TO BE DONE :: Within the material below, find each line bearing the word "Darlehensbeträge" and present it.

SUPPLIED DATA ::
☆ ☆ ☆ ☆

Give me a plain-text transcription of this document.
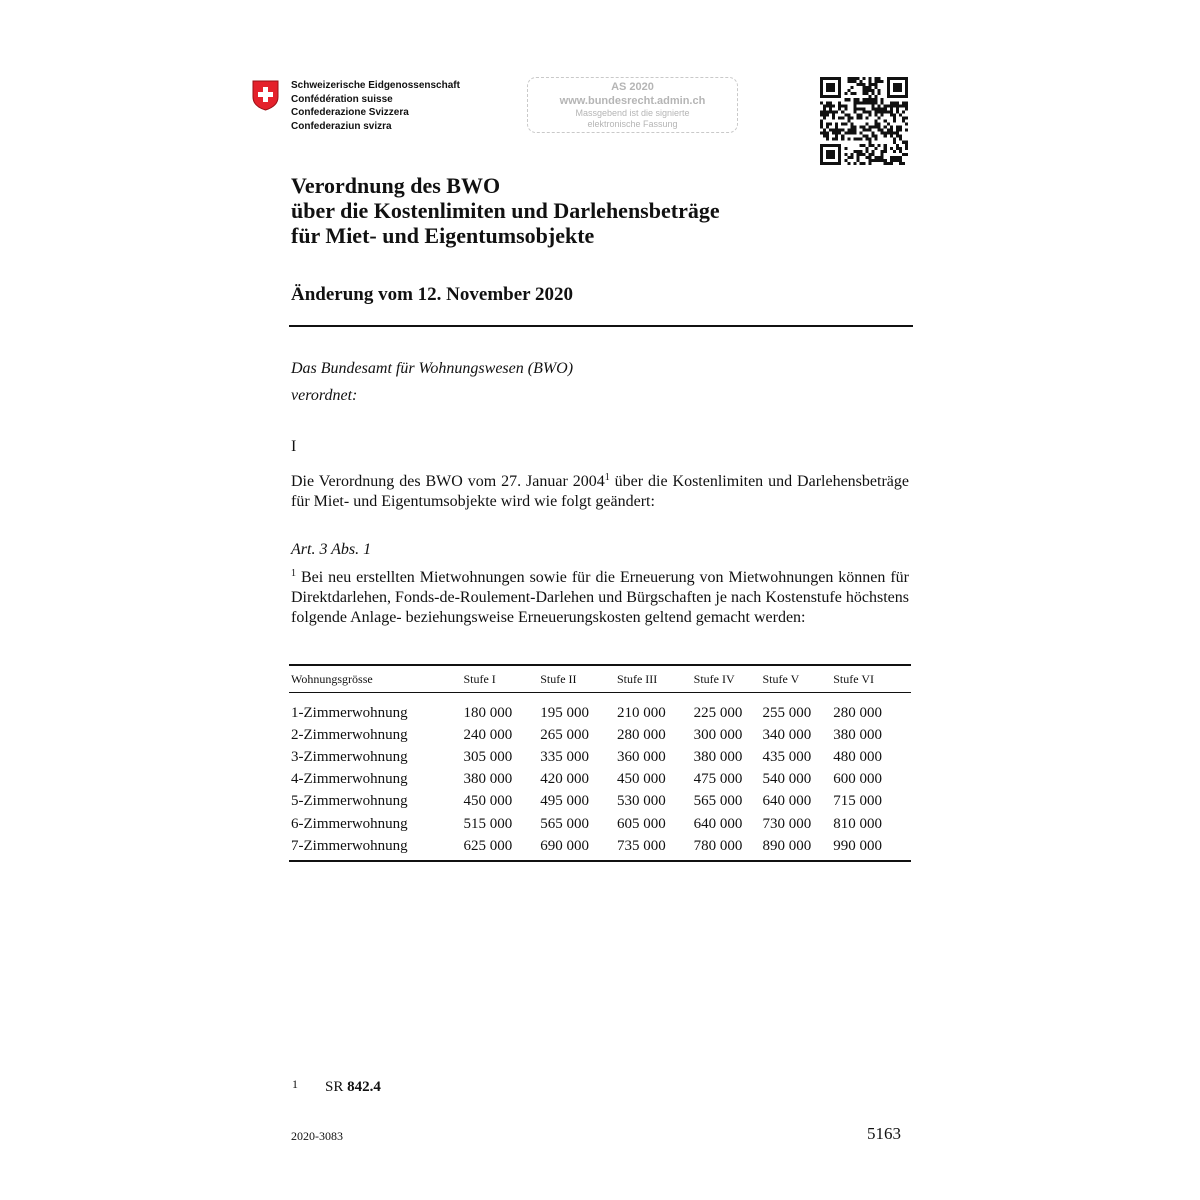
Schweizerische Eidgenossenschaft
Confédération suisse
Confederazione Svizzera
Confederaziun svizra
AS 2020
www.bundesrecht.admin.ch
Massgebend ist die signierte
elektronische Fassung
Verordnung des BWO
über die Kostenlimiten und Darlehensbeträge
für Miet- und Eigentumsobjekte
Änderung vom 12. November 2020
Das Bundesamt für Wohnungswesen (BWO)
verordnet:
I
Die Verordnung des BWO vom 27. Januar 2004$^1$ über die Kostenlimiten und Darlehensbeträge für Miet- und Eigentumsobjekte wird wie folgt geändert:
Art. 3 Abs. 1
$^1$ Bei neu erstellten Mietwohnungen sowie für die Erneuerung von Mietwohnungen können für Direktdarlehen, Fonds-de-Roulement-Darlehen und Bürgschaften je nach Kostenstufe höchstens folgende Anlage- beziehungsweise Erneuerungskosten geltend gemacht werden:
Wohnungsgrösse	Stufe I	Stufe II	Stufe III	Stufe IV	Stufe V	Stufe VI
1-Zimmerwohnung	180 000	195 000	210 000	225 000	255 000	280 000
2-Zimmerwohnung	240 000	265 000	280 000	300 000	340 000	380 000
3-Zimmerwohnung	305 000	335 000	360 000	380 000	435 000	480 000
4-Zimmerwohnung	380 000	420 000	450 000	475 000	540 000	600 000
5-Zimmerwohnung	450 000	495 000	530 000	565 000	640 000	715 000
6-Zimmerwohnung	515 000	565 000	605 000	640 000	730 000	810 000
7-Zimmerwohnung	625 000	690 000	735 000	780 000	890 000	990 000
1 SR 842.4
2020-3083	5163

☆ ☆ ☆ ☆

SOLUTION TO THE PROBLEM ::
über die Kostenlimiten und Darlehensbeträge
Die Verordnung des BWO vom 27. Januar 2004$^1$ über die Kostenlimiten und Darlehensbeträge für Miet- und Eigentumsobjekte wird wie folgt geändert:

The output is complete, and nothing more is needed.